• [What you should do]: Return the lines starting at the line that contains "List all visible" and ending at the line that contains "list-item[interactable]: 文件夹 bbox=[263, 225, 709, 246]", repeated exactly and with nothing else.
#### Data shown ####
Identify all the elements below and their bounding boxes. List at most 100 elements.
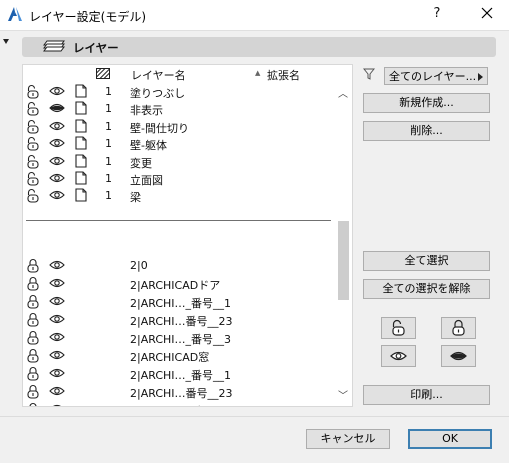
####
#### Data shown ####
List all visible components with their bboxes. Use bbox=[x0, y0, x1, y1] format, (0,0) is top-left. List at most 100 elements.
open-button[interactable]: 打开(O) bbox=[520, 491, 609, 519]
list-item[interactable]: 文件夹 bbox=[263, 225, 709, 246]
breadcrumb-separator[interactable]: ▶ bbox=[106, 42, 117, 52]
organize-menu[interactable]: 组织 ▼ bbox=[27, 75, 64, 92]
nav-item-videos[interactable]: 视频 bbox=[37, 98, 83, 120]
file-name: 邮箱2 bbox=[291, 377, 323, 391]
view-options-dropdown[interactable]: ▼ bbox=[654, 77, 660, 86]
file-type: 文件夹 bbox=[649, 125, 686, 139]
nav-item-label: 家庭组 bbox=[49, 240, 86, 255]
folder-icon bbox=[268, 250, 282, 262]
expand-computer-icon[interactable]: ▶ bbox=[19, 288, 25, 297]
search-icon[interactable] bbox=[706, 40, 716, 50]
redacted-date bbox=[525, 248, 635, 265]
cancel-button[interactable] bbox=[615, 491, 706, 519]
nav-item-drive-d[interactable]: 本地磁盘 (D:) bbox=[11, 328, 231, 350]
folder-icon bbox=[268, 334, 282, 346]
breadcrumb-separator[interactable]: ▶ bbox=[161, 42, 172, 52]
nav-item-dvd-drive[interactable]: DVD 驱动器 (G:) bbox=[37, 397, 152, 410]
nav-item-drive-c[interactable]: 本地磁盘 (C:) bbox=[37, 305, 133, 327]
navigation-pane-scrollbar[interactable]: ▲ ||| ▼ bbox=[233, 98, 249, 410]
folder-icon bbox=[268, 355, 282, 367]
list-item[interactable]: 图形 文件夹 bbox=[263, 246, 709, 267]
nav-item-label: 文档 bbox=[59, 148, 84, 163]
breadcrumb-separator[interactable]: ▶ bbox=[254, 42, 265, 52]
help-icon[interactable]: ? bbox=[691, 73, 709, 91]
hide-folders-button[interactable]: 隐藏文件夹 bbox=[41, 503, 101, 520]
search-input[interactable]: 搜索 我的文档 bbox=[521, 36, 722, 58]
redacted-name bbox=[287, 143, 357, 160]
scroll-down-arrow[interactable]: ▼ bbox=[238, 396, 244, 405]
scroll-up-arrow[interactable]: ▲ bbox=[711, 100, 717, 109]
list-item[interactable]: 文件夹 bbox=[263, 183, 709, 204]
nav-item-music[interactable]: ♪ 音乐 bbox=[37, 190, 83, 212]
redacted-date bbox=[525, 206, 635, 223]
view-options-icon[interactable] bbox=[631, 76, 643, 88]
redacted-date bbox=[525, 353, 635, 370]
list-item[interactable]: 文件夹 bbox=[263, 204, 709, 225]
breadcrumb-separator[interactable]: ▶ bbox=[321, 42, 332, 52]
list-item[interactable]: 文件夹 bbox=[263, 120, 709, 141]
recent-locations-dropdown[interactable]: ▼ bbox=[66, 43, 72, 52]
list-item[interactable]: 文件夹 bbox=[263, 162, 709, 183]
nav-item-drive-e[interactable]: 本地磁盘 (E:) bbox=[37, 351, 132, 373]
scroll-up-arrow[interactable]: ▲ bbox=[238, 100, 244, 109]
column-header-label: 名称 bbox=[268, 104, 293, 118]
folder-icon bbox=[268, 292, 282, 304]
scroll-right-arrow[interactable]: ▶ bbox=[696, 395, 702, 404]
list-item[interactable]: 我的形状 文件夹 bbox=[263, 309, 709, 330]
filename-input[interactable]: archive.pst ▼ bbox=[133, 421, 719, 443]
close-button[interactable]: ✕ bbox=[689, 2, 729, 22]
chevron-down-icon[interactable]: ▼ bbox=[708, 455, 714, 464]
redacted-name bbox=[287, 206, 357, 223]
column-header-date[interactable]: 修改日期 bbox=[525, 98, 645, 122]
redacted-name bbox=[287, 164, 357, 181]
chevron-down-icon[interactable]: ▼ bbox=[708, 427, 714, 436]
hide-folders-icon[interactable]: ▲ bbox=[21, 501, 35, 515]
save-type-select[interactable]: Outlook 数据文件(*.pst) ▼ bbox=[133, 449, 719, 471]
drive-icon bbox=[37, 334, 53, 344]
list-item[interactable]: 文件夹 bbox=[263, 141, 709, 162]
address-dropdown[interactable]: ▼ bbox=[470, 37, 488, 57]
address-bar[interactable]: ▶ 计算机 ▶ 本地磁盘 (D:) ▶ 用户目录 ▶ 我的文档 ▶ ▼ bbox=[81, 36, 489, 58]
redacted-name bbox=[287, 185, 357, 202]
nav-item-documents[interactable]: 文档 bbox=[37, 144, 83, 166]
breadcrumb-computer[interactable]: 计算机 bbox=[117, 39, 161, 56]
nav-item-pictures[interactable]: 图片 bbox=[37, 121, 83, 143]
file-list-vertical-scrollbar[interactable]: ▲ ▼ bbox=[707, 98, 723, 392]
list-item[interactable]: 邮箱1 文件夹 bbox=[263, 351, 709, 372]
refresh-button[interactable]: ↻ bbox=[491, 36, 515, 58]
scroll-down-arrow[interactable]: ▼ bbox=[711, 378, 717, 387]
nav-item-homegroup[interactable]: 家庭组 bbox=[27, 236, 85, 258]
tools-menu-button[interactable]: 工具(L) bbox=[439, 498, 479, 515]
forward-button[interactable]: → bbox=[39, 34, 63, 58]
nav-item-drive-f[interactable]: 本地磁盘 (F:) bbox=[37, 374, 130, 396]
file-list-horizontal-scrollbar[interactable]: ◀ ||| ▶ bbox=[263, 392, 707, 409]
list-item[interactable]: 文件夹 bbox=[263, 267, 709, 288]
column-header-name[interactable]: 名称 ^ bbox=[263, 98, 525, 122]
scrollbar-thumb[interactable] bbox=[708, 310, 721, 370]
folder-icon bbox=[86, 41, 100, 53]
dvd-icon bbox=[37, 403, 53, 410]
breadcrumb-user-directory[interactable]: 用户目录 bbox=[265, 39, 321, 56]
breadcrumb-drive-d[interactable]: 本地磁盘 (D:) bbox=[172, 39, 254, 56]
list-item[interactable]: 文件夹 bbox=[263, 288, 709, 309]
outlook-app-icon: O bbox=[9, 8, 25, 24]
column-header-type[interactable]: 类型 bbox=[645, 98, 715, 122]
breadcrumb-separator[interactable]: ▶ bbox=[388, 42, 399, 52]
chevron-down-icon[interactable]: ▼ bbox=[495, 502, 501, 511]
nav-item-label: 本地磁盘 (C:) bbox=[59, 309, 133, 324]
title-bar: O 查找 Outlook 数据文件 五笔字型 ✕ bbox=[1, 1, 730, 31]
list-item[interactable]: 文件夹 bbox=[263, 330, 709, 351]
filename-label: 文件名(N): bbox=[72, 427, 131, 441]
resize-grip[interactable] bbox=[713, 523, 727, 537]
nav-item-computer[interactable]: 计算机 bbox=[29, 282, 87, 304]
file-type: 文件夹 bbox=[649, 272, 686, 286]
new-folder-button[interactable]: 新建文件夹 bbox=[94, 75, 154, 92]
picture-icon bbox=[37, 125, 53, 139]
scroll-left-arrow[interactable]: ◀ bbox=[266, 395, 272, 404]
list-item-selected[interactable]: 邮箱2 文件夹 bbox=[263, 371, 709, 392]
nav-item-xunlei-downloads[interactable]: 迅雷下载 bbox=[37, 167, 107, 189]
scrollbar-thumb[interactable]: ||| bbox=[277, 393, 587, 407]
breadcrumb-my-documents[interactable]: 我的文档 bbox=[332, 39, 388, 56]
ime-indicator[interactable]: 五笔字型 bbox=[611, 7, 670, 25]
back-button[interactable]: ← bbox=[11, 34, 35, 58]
####
#### Data shown ####
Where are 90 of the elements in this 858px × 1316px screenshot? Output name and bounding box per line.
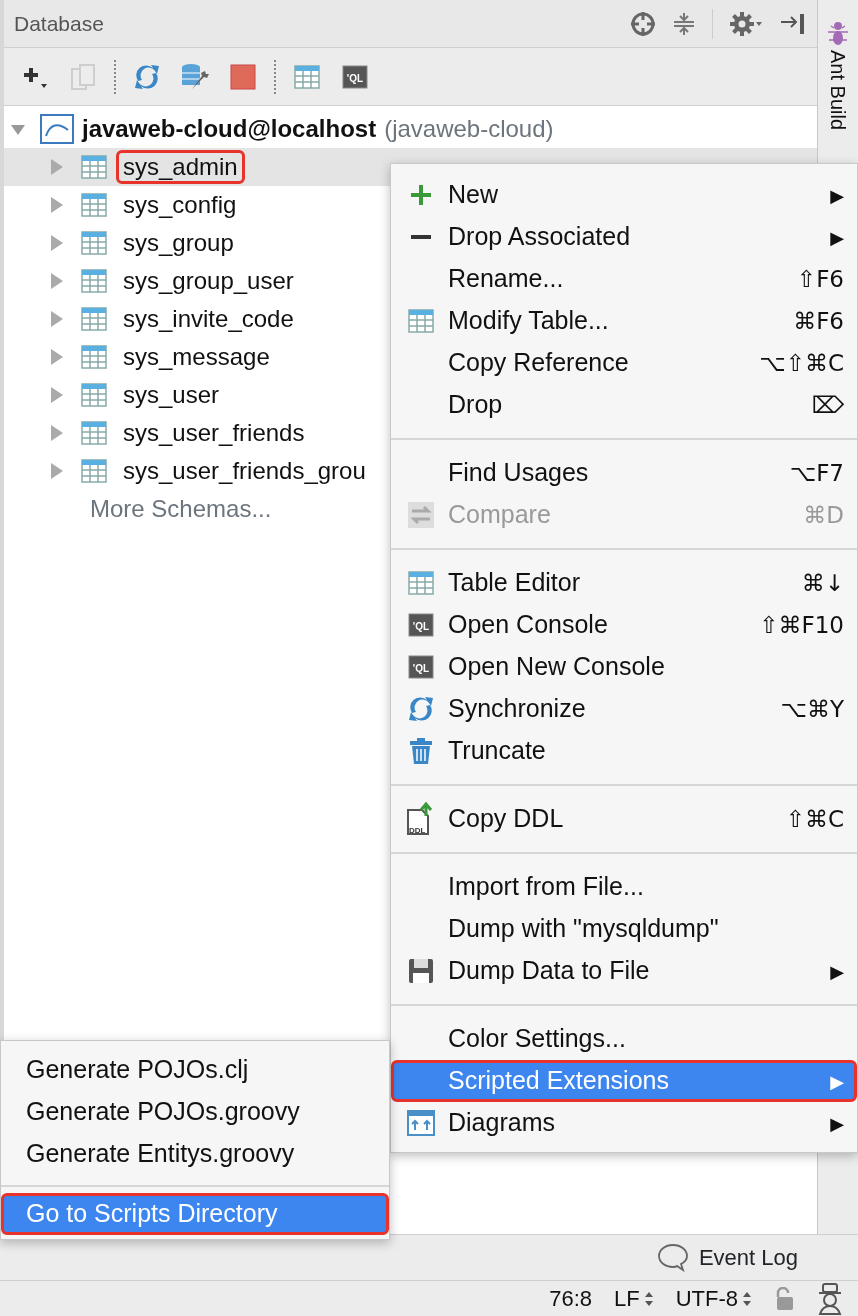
####
• [Reply]:
List all visible components with their bboxes. Use bbox=[x0, y0, x1, y1] format, (0,0) is top-left. List at most 100 elements.
open-button[interactable]: 打开(O) bbox=[520, 491, 609, 519]
list-item[interactable]: 文件夹 bbox=[263, 225, 709, 246]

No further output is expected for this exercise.